_DESCRIPTION OF THE TASK_
Omit all pictures, then retype the data exactly as given.

-- Begin DATASET RECORDS --

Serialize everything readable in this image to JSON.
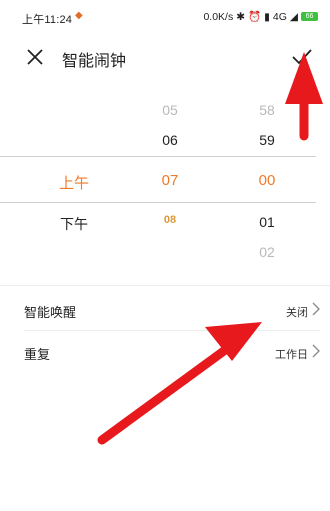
{
  "status_bar": {
    "time": "上午11:24",
    "net_speed": "0.0K/s",
    "network": "4G",
    "battery": "66",
    "app_icon": "notification-diamond-icon"
  },
  "header": {
    "title": "智能闹钟",
    "close_icon": "close-icon",
    "confirm_icon": "check-icon"
  },
  "picker": {
    "ampm": [
      "上午",
      "下午"
    ],
    "hours": [
      "05",
      "06",
      "07",
      "08"
    ],
    "minutes": [
      "58",
      "59",
      "00",
      "01",
      "02"
    ],
    "selected": {
      "ampm": "上午",
      "hour": "07",
      "minute": "00"
    },
    "accent_color": "#f07a2a"
  },
  "settings": [
    {
      "label": "智能唤醒",
      "value": "关闭"
    },
    {
      "label": "重复",
      "value": "工作日"
    }
  ],
  "annotation": {
    "arrow_color": "#e8191c"
  }
}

-- End DATASET RECORDS --

_WORKED ANSWER_
Serialize everything readable in this image to JSON.
{
  "status_bar": {
    "time": "上午11:24",
    "net_speed": "0.0K/s",
    "network": "4G",
    "battery": "66",
    "app_icon": "notification-diamond-icon"
  },
  "header": {
    "title": "智能闹钟",
    "close_icon": "close-icon",
    "confirm_icon": "check-icon"
  },
  "picker": {
    "ampm": [
      "上午",
      "下午"
    ],
    "hours": [
      "05",
      "06",
      "07",
      "08"
    ],
    "minutes": [
      "58",
      "59",
      "00",
      "01",
      "02"
    ],
    "selected": {
      "ampm": "上午",
      "hour": "07",
      "minute": "00"
    },
    "accent_color": "#f07a2a"
  },
  "settings": [
    {
      "label": "智能唤醒",
      "value": "关闭"
    },
    {
      "label": "重复",
      "value": "工作日"
    }
  ],
  "annotation": {
    "arrow_color": "#e8191c"
  }
}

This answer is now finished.